• **Brief**
Copy each record exactly as it reads, leaving out any pictures it holds.

• **Data excerpts**
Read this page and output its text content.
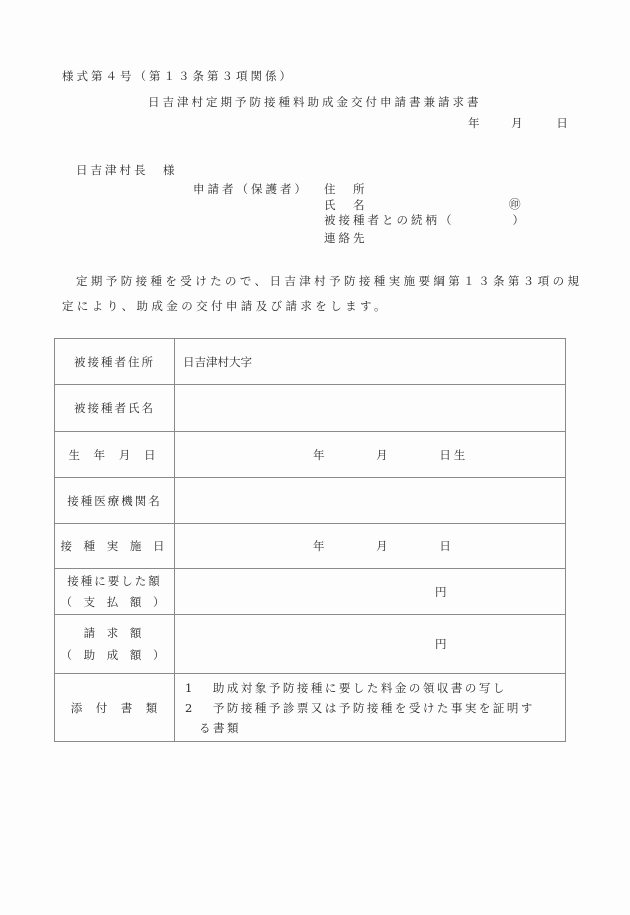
様式第４号（第１３条第３項関係）
日吉津村定期予防接種料助成金交付申請書兼請求書
年	月	日
日吉津村長　様
申請者（保護者） 住　所
氏　名	㊞
被接種者との続柄（　　　　）
連絡先
定期予防接種を受けたので、日吉津村予防接種実施要綱第１３条第３項の規
定により、助成金の交付申請及び請求をします。
被接種者住所	日吉津村大字
被接種者氏名	
生 年 月 日	年 月 日生
接種医療機関名	
接 種 実 施 日	年 月 日

接種に要した額
（ 支 払 額 ）	円

請 求 額
（ 助 成 額 ）	円
添　付　書　類	1 助成対象予防接種に要した料金の領収書の写し
2 予防接種予診票又は予防接種を受けた事実を証明す
る書類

• **Problem solution**
Read this page and output its text content.
様式第４号（第１３条第３項関係）
日吉津村定期予防接種料助成金交付申請書兼請求書
年	月	日
日吉津村長　様
申請者（保護者） 住　所
氏　名	㊞
被接種者との続柄（　　　　）
連絡先
定期予防接種を受けたので、日吉津村予防接種実施要綱第１３条第３項の規
定により、助成金の交付申請及び請求をします。
被接種者住所	日吉津村大字
被接種者氏名	
生 年 月 日	年 月 日生
接種医療機関名	
接 種 実 施 日	年 月 日

接種に要した額
（ 支 払 額 ）	円

請 求 額
（ 助 成 額 ）	円
添　付　書　類	1 助成対象予防接種に要した料金の領収書の写し
2 予防接種予診票又は予防接種を受けた事実を証明す
る書類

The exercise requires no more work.